►

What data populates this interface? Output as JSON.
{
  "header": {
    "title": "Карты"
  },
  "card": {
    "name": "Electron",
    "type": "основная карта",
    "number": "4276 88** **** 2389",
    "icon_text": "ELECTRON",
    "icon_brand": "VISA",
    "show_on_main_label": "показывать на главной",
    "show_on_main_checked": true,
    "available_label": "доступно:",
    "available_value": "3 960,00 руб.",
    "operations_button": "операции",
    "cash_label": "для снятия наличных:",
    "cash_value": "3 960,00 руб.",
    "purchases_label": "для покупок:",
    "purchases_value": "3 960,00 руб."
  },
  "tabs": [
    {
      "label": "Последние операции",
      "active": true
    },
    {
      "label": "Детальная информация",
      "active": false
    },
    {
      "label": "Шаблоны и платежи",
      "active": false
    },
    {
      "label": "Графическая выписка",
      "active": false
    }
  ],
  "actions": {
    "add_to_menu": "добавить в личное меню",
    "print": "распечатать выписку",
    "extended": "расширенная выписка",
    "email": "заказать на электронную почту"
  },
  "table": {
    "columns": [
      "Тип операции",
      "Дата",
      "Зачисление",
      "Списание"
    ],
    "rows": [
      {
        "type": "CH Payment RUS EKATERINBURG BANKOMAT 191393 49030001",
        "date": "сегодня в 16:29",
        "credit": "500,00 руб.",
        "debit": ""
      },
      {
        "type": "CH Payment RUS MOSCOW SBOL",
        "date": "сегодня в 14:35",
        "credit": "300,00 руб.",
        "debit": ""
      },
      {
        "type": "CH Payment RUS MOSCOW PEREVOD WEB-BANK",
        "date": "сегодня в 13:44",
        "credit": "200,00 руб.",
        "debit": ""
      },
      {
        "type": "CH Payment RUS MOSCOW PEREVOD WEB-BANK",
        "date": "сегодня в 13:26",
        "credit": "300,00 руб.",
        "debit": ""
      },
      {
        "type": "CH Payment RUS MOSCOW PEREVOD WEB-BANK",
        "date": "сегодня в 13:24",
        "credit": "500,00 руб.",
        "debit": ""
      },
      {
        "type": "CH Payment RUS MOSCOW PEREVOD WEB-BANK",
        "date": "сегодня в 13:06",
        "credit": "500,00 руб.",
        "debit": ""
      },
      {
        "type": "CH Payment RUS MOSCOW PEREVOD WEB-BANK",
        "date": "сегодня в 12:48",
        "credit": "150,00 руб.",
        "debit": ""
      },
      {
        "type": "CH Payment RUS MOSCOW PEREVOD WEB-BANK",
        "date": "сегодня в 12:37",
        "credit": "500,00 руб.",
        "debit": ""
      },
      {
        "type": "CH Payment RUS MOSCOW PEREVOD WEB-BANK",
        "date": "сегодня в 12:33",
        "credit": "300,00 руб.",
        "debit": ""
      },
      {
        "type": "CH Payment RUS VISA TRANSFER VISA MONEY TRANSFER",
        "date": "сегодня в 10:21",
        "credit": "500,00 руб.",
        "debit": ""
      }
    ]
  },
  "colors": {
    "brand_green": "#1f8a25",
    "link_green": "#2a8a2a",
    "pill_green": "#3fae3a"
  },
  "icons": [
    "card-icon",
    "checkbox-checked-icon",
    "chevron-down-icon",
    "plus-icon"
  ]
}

◄

What to produce
Copy the lines from the entries above in which the word "VISA" appears.

Task answer
    "icon_brand": "VISA",
        "type": "CH Payment RUS VISA TRANSFER VISA MONEY TRANSFER",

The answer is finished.